◆ **EXERCISE AIM**:
Can you reproduce every one of the records below word for word, changing nothing?

◆ **RECORDS FOR PROCESSING**:
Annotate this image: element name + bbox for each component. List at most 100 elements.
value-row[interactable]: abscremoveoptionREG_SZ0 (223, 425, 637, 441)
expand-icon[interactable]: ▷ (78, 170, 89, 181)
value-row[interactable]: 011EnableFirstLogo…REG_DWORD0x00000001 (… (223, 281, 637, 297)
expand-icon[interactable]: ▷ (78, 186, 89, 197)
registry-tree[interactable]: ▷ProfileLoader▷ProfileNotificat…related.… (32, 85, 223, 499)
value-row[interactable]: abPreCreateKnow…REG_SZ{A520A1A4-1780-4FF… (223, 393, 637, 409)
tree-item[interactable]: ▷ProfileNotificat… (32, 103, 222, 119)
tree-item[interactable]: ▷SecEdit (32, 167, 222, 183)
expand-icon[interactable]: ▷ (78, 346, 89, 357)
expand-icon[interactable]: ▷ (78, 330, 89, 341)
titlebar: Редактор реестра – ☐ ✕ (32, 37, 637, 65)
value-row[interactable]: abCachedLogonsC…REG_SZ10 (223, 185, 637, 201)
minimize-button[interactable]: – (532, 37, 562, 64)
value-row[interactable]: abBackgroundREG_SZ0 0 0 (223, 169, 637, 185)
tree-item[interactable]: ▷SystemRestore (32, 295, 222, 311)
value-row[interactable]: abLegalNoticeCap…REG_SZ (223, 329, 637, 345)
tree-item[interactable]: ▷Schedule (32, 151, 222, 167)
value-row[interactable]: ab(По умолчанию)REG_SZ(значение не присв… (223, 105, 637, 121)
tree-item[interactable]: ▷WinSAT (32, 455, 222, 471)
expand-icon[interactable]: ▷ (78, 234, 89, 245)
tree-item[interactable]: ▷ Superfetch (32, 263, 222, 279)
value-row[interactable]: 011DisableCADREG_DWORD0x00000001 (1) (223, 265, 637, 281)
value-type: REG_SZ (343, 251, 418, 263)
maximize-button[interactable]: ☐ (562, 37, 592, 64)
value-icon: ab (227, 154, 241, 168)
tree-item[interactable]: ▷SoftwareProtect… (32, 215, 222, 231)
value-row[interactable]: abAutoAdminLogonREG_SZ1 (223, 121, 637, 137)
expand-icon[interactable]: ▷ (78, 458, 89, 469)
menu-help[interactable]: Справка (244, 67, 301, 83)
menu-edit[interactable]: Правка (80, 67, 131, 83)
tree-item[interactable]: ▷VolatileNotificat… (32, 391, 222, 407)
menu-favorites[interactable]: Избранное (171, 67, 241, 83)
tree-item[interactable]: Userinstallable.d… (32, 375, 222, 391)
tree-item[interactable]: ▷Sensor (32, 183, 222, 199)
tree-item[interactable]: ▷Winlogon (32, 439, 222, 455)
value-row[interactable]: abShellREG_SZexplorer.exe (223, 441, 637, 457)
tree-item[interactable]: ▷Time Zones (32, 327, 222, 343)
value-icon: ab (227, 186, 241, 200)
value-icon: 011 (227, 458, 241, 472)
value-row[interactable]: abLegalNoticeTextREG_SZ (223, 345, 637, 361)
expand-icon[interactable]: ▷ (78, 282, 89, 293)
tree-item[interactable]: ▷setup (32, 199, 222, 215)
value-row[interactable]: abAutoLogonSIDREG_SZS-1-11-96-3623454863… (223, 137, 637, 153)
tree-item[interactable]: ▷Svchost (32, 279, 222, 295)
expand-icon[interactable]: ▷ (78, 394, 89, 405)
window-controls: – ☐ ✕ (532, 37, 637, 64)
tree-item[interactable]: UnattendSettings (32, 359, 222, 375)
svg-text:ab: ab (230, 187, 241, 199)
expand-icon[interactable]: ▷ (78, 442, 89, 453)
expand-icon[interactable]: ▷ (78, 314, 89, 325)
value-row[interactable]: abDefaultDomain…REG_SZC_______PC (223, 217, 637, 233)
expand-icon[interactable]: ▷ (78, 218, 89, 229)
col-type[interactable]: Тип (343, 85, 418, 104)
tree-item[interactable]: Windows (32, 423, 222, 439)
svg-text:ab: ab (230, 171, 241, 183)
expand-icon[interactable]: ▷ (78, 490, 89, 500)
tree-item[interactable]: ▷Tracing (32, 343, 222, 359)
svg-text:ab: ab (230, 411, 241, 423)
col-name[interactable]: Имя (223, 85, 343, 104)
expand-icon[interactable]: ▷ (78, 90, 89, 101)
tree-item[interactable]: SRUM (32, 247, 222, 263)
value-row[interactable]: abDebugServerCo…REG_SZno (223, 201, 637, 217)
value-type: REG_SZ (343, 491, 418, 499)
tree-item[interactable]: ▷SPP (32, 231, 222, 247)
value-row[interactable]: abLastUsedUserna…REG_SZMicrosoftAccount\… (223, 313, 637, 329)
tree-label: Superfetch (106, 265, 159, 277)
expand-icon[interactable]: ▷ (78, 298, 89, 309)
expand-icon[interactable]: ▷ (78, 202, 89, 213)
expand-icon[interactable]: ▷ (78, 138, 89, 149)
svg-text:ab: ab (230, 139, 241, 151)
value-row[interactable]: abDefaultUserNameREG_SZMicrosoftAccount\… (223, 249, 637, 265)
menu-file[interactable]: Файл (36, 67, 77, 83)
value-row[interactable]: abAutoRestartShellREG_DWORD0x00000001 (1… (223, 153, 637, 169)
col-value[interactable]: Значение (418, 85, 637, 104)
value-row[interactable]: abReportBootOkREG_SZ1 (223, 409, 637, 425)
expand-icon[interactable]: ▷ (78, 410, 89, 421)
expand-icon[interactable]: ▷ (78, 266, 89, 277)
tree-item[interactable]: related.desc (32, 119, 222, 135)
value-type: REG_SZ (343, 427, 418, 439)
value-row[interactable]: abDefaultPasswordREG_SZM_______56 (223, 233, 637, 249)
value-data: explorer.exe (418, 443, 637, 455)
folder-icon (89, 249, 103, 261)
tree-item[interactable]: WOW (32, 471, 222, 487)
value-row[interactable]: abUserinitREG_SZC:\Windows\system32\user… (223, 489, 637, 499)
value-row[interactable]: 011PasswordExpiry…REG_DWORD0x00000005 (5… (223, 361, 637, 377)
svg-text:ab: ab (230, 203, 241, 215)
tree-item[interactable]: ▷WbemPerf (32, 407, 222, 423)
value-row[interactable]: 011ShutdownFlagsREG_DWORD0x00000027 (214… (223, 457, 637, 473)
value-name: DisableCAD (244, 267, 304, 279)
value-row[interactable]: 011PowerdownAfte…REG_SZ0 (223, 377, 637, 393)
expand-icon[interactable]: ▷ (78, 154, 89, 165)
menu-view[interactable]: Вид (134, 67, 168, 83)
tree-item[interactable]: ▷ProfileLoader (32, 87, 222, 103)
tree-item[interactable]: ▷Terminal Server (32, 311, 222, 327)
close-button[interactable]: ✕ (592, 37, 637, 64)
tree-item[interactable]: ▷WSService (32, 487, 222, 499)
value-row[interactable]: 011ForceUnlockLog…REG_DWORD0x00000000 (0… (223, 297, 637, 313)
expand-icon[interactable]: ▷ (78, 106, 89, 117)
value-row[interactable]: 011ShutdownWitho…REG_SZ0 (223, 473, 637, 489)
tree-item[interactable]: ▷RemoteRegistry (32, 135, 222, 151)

◆ **EXERCISE SOLUTION**:
Annotate this image: element name + bbox for each component. List at most 100 elements.
value-row[interactable]: abscremoveoptionREG_SZ0 (223, 425, 637, 441)
expand-icon[interactable]: ▷ (78, 170, 89, 181)
value-row[interactable]: 011EnableFirstLogo…REG_DWORD0x00000001 (… (223, 281, 637, 297)
expand-icon[interactable]: ▷ (78, 186, 89, 197)
registry-tree[interactable]: ▷ProfileLoader▷ProfileNotificat…related.… (32, 85, 223, 499)
value-row[interactable]: abPreCreateKnow…REG_SZ{A520A1A4-1780-4FF… (223, 393, 637, 409)
tree-item[interactable]: ▷ProfileNotificat… (32, 103, 222, 119)
tree-item[interactable]: ▷SecEdit (32, 167, 222, 183)
expand-icon[interactable]: ▷ (78, 346, 89, 357)
expand-icon[interactable]: ▷ (78, 330, 89, 341)
titlebar: Редактор реестра – ☐ ✕ (32, 37, 637, 65)
value-row[interactable]: abCachedLogonsC…REG_SZ10 (223, 185, 637, 201)
minimize-button[interactable]: – (532, 37, 562, 64)
value-row[interactable]: abBackgroundREG_SZ0 0 0 (223, 169, 637, 185)
tree-item[interactable]: ▷SystemRestore (32, 295, 222, 311)
value-row[interactable]: abLegalNoticeCap…REG_SZ (223, 329, 637, 345)
tree-item[interactable]: ▷Schedule (32, 151, 222, 167)
value-row[interactable]: ab(По умолчанию)REG_SZ(значение не присв… (223, 105, 637, 121)
tree-item[interactable]: ▷WinSAT (32, 455, 222, 471)
expand-icon[interactable]: ▷ (78, 234, 89, 245)
tree-item[interactable]: ▷ Superfetch (32, 263, 222, 279)
value-row[interactable]: 011DisableCADREG_DWORD0x00000001 (1) (223, 265, 637, 281)
value-type: REG_SZ (343, 251, 418, 263)
maximize-button[interactable]: ☐ (562, 37, 592, 64)
value-icon: ab (227, 154, 241, 168)
tree-item[interactable]: ▷SoftwareProtect… (32, 215, 222, 231)
value-row[interactable]: abAutoAdminLogonREG_SZ1 (223, 121, 637, 137)
expand-icon[interactable]: ▷ (78, 458, 89, 469)
menu-help[interactable]: Справка (244, 67, 301, 83)
menu-edit[interactable]: Правка (80, 67, 131, 83)
tree-item[interactable]: ▷VolatileNotificat… (32, 391, 222, 407)
menu-favorites[interactable]: Избранное (171, 67, 241, 83)
tree-item[interactable]: Userinstallable.d… (32, 375, 222, 391)
tree-item[interactable]: ▷Sensor (32, 183, 222, 199)
tree-item[interactable]: ▷Winlogon (32, 439, 222, 455)
value-row[interactable]: abShellREG_SZexplorer.exe (223, 441, 637, 457)
tree-item[interactable]: ▷Time Zones (32, 327, 222, 343)
value-icon: ab (227, 186, 241, 200)
value-icon: 011 (227, 458, 241, 472)
value-row[interactable]: abLegalNoticeTextREG_SZ (223, 345, 637, 361)
expand-icon[interactable]: ▷ (78, 282, 89, 293)
tree-item[interactable]: ▷setup (32, 199, 222, 215)
value-row[interactable]: abAutoLogonSIDREG_SZS-1-11-96-3623454863… (223, 137, 637, 153)
tree-item[interactable]: ▷Svchost (32, 279, 222, 295)
expand-icon[interactable]: ▷ (78, 394, 89, 405)
window-controls: – ☐ ✕ (532, 37, 637, 64)
tree-item[interactable]: UnattendSettings (32, 359, 222, 375)
svg-text:ab: ab (230, 187, 241, 199)
expand-icon[interactable]: ▷ (78, 442, 89, 453)
expand-icon[interactable]: ▷ (78, 314, 89, 325)
value-row[interactable]: abDefaultDomain…REG_SZC_______PC (223, 217, 637, 233)
expand-icon[interactable]: ▷ (78, 218, 89, 229)
col-type[interactable]: Тип (343, 85, 418, 104)
tree-item[interactable]: Windows (32, 423, 222, 439)
svg-text:ab: ab (230, 171, 241, 183)
expand-icon[interactable]: ▷ (78, 490, 89, 500)
tree-item[interactable]: ▷Tracing (32, 343, 222, 359)
svg-text:ab: ab (230, 411, 241, 423)
col-name[interactable]: Имя (223, 85, 343, 104)
expand-icon[interactable]: ▷ (78, 90, 89, 101)
tree-item[interactable]: SRUM (32, 247, 222, 263)
value-row[interactable]: abDebugServerCo…REG_SZno (223, 201, 637, 217)
value-type: REG_SZ (343, 491, 418, 499)
tree-item[interactable]: ▷SPP (32, 231, 222, 247)
value-row[interactable]: abLastUsedUserna…REG_SZMicrosoftAccount\… (223, 313, 637, 329)
tree-label: Superfetch (106, 265, 159, 277)
expand-icon[interactable]: ▷ (78, 298, 89, 309)
expand-icon[interactable]: ▷ (78, 202, 89, 213)
expand-icon[interactable]: ▷ (78, 138, 89, 149)
svg-text:ab: ab (230, 139, 241, 151)
value-row[interactable]: abDefaultUserNameREG_SZMicrosoftAccount\… (223, 249, 637, 265)
menu-file[interactable]: Файл (36, 67, 77, 83)
value-row[interactable]: abAutoRestartShellREG_DWORD0x00000001 (1… (223, 153, 637, 169)
col-value[interactable]: Значение (418, 85, 637, 104)
value-row[interactable]: abReportBootOkREG_SZ1 (223, 409, 637, 425)
expand-icon[interactable]: ▷ (78, 410, 89, 421)
expand-icon[interactable]: ▷ (78, 266, 89, 277)
tree-item[interactable]: related.desc (32, 119, 222, 135)
value-type: REG_SZ (343, 427, 418, 439)
value-row[interactable]: abDefaultPasswordREG_SZM_______56 (223, 233, 637, 249)
value-data: explorer.exe (418, 443, 637, 455)
folder-icon (89, 249, 103, 261)
tree-item[interactable]: WOW (32, 471, 222, 487)
value-row[interactable]: abUserinitREG_SZC:\Windows\system32\user… (223, 489, 637, 499)
value-row[interactable]: 011PasswordExpiry…REG_DWORD0x00000005 (5… (223, 361, 637, 377)
svg-text:ab: ab (230, 203, 241, 215)
tree-item[interactable]: ▷WbemPerf (32, 407, 222, 423)
value-row[interactable]: 011ShutdownFlagsREG_DWORD0x00000027 (214… (223, 457, 637, 473)
value-name: DisableCAD (244, 267, 304, 279)
value-row[interactable]: 011PowerdownAfte…REG_SZ0 (223, 377, 637, 393)
expand-icon[interactable]: ▷ (78, 154, 89, 165)
menu-view[interactable]: Вид (134, 67, 168, 83)
tree-item[interactable]: ▷ProfileLoader (32, 87, 222, 103)
tree-item[interactable]: ▷Terminal Server (32, 311, 222, 327)
close-button[interactable]: ✕ (592, 37, 637, 64)
tree-item[interactable]: ▷WSService (32, 487, 222, 499)
value-row[interactable]: 011ForceUnlockLog…REG_DWORD0x00000000 (0… (223, 297, 637, 313)
expand-icon[interactable]: ▷ (78, 106, 89, 117)
value-row[interactable]: 011ShutdownWitho…REG_SZ0 (223, 473, 637, 489)
tree-item[interactable]: ▷RemoteRegistry (32, 135, 222, 151)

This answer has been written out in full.